#### EXERCISE DIRECTIONS
Write the records below out in full, character for character, with no pictures.

Dataset excerpt
☆ ☆ ☆ ☆ ☆
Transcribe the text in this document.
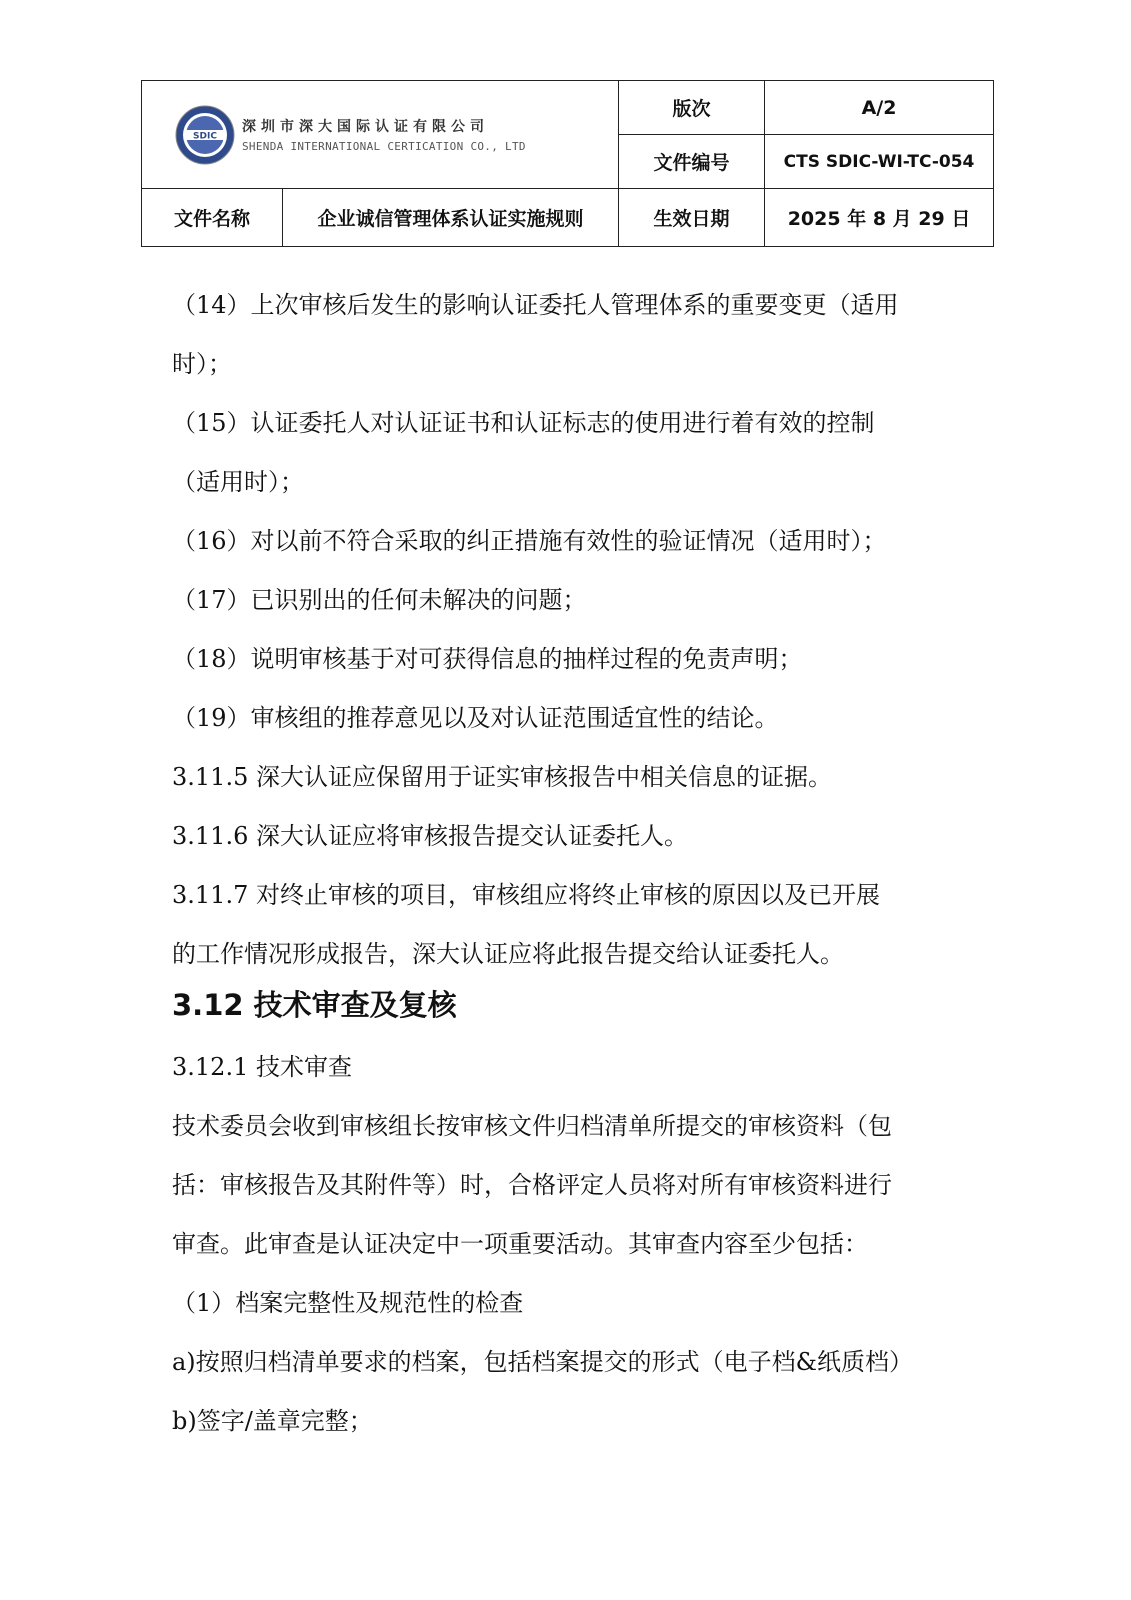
SDIC
深圳市深大国际认证有限公司
SHENDA INTERNATIONAL CERTICATION CO., LTD		版次	A/2
		文件编号	CTS SDIC-WI-TC-054
文件名称	企业诚信管理体系认证实施规则	生效日期	2025 年 8 月 29 日
（14）上次审核后发生的影响认证委托人管理体系的重要变更（适用
时）；
（15）认证委托人对认证证书和认证标志的使用进行着有效的控制
（适用时）；
（16）对以前不符合采取的纠正措施有效性的验证情况（适用时）；
（17）已识别出的任何未解决的问题；
（18）说明审核基于对可获得信息的抽样过程的免责声明；
（19）审核组的推荐意见以及对认证范围适宜性的结论。
3.11.5 深大认证应保留用于证实审核报告中相关信息的证据。
3.11.6 深大认证应将审核报告提交认证委托人。
3.11.7 对终止审核的项目，审核组应将终止审核的原因以及已开展
的工作情况形成报告，深大认证应将此报告提交给认证委托人。
3.12 技术审查及复核
3.12.1 技术审查
技术委员会收到审核组长按审核文件归档清单所提交的审核资料（包
括：审核报告及其附件等）时，合格评定人员将对所有审核资料进行
审查。此审查是认证决定中一项重要活动。其审查内容至少包括：
（1）档案完整性及规范性的检查
a)按照归档清单要求的档案，包括档案提交的形式（电子档&纸质档）
b)签字/盖章完整；
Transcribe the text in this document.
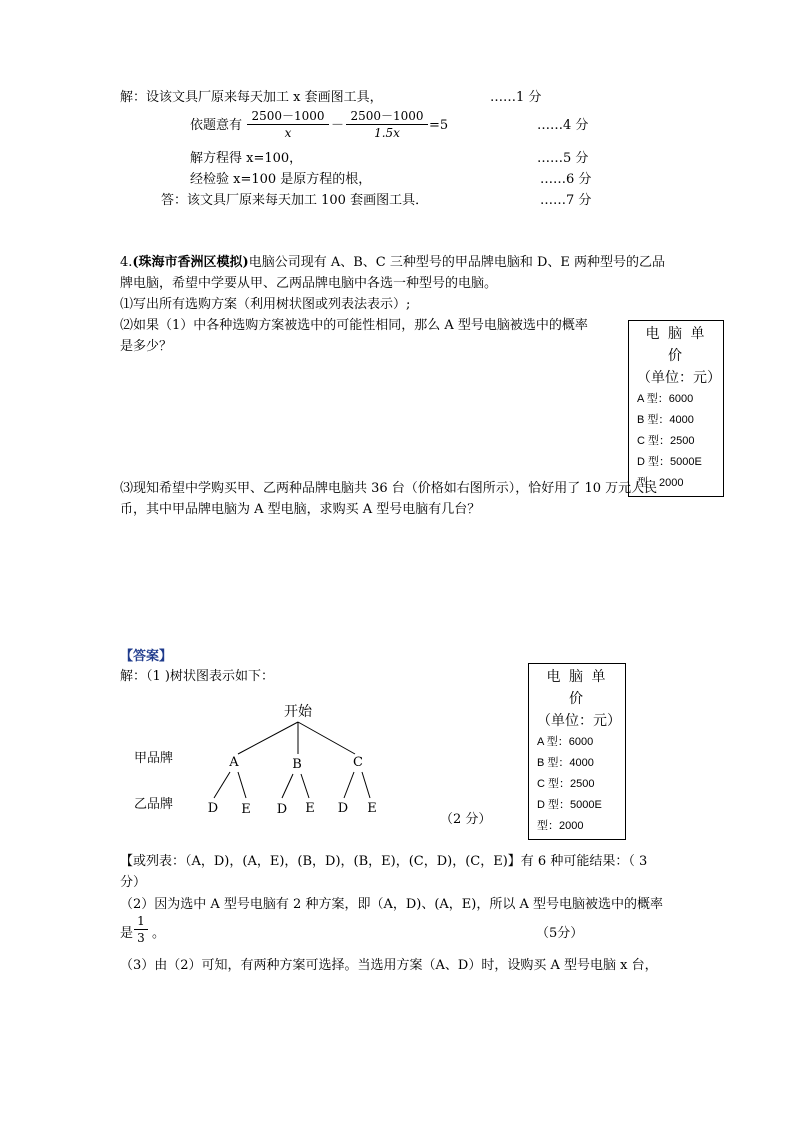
解：设该文具厂原来每天加工 x 套画图工具，	……1 分
依题意有
2500－1000
x	－
2500－1000
1.5x	=5	……4 分
解方程得 x=100，	……5 分
经检验 x=100 是原方程的根，	……6 分
答：该文具厂原来每天加工 100 套画图工具．	……7 分
4.(珠海市香洲区模拟)电脑公司现有 A、B、C 三种型号的甲品牌电脑和 D、E 两种型号的乙品
牌电脑，希望中学要从甲、乙两品牌电脑中各选一种型号的电脑。
⑴写出所有选购方案（利用树状图或列表法表示）;
⑵如果（1）中各种选购方案被选中的可能性相同，那么 A 型号电脑被选中的概率
是多少？
电 脑 单 价
（单位：元）
A 型：6000
B 型：4000
C 型：2500
D 型：5000E
型：2000
⑶现知希望中学购买甲、乙两种品牌电脑共 36 台（价格如右图所示），恰好用了 10 万元人民
币，其中甲品牌电脑为 A 型电脑，求购买 A 型号电脑有几台？
【答案】
解：（1 )树状图表示如下：
开始
甲品牌	A	B	C
乙品牌	D E D E D E
（2 分）
电 脑 单 价
（单位：元）
A 型：6000
B 型：4000
C 型：2500
D 型：5000E
型：2000
【或列表：（A，D)，(A，E)，(B，D)，(B，E)，(C，D)，(C，E)】有 6 种可能结果：（ 3
分）
（2）因为选中 A 型号电脑有 2 种方案，即（A，D)、(A，E)，所以 A 型号电脑被选中的概率
是
1
3 。	（5分）
（3）由（2）可知，有两种方案可选择。当选用方案（A、D）时，设购买 A 型号电脑 x 台，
☆ ☆ ☆ ☆ ☆
#### TASK RESULT
Transcribe the text in this document.
SDIC
深圳市深大国际认证有限公司
SHENDA INTERNATIONAL CERTICATION CO., LTD		版次	A/2
		文件编号	CTS SDIC-WI-TC-054
文件名称	企业诚信管理体系认证实施规则	生效日期	2025 年 8 月 29 日
（14）上次审核后发生的影响认证委托人管理体系的重要变更（适用
时）；
（15）认证委托人对认证证书和认证标志的使用进行着有效的控制
（适用时）；
（16）对以前不符合采取的纠正措施有效性的验证情况（适用时）；
（17）已识别出的任何未解决的问题；
（18）说明审核基于对可获得信息的抽样过程的免责声明；
（19）审核组的推荐意见以及对认证范围适宜性的结论。
3.11.5 深大认证应保留用于证实审核报告中相关信息的证据。
3.11.6 深大认证应将审核报告提交认证委托人。
3.11.7 对终止审核的项目，审核组应将终止审核的原因以及已开展
的工作情况形成报告，深大认证应将此报告提交给认证委托人。
3.12 技术审查及复核
3.12.1 技术审查
技术委员会收到审核组长按审核文件归档清单所提交的审核资料（包
括：审核报告及其附件等）时，合格评定人员将对所有审核资料进行
审查。此审查是认证决定中一项重要活动。其审查内容至少包括：
（1）档案完整性及规范性的检查
a)按照归档清单要求的档案，包括档案提交的形式（电子档&纸质档）
b)签字/盖章完整；
Transcribe the text in this document.
解：设该文具厂原来每天加工 x 套画图工具，	……1 分
依题意有
2500－1000
x	－
2500－1000
1.5x	=5	……4 分
解方程得 x=100，	……5 分
经检验 x=100 是原方程的根，	……6 分
答：该文具厂原来每天加工 100 套画图工具．	……7 分
4.(珠海市香洲区模拟)电脑公司现有 A、B、C 三种型号的甲品牌电脑和 D、E 两种型号的乙品
牌电脑，希望中学要从甲、乙两品牌电脑中各选一种型号的电脑。
⑴写出所有选购方案（利用树状图或列表法表示）;
⑵如果（1）中各种选购方案被选中的可能性相同，那么 A 型号电脑被选中的概率
是多少？
电 脑 单 价
（单位：元）
A 型：6000
B 型：4000
C 型：2500
D 型：5000E
型：2000
⑶现知希望中学购买甲、乙两种品牌电脑共 36 台（价格如右图所示），恰好用了 10 万元人民
币，其中甲品牌电脑为 A 型电脑，求购买 A 型号电脑有几台？
【答案】
解：（1 )树状图表示如下：
开始
甲品牌	A	B	C
乙品牌	D E D E D E
（2 分）
电 脑 单 价
（单位：元）
A 型：6000
B 型：4000
C 型：2500
D 型：5000E
型：2000
【或列表：（A，D)，(A，E)，(B，D)，(B，E)，(C，D)，(C，E)】有 6 种可能结果：（ 3
分）
（2）因为选中 A 型号电脑有 2 种方案，即（A，D)、(A，E)，所以 A 型号电脑被选中的概率
是
1
3 。	（5分）
（3）由（2）可知，有两种方案可选择。当选用方案（A、D）时，设购买 A 型号电脑 x 台，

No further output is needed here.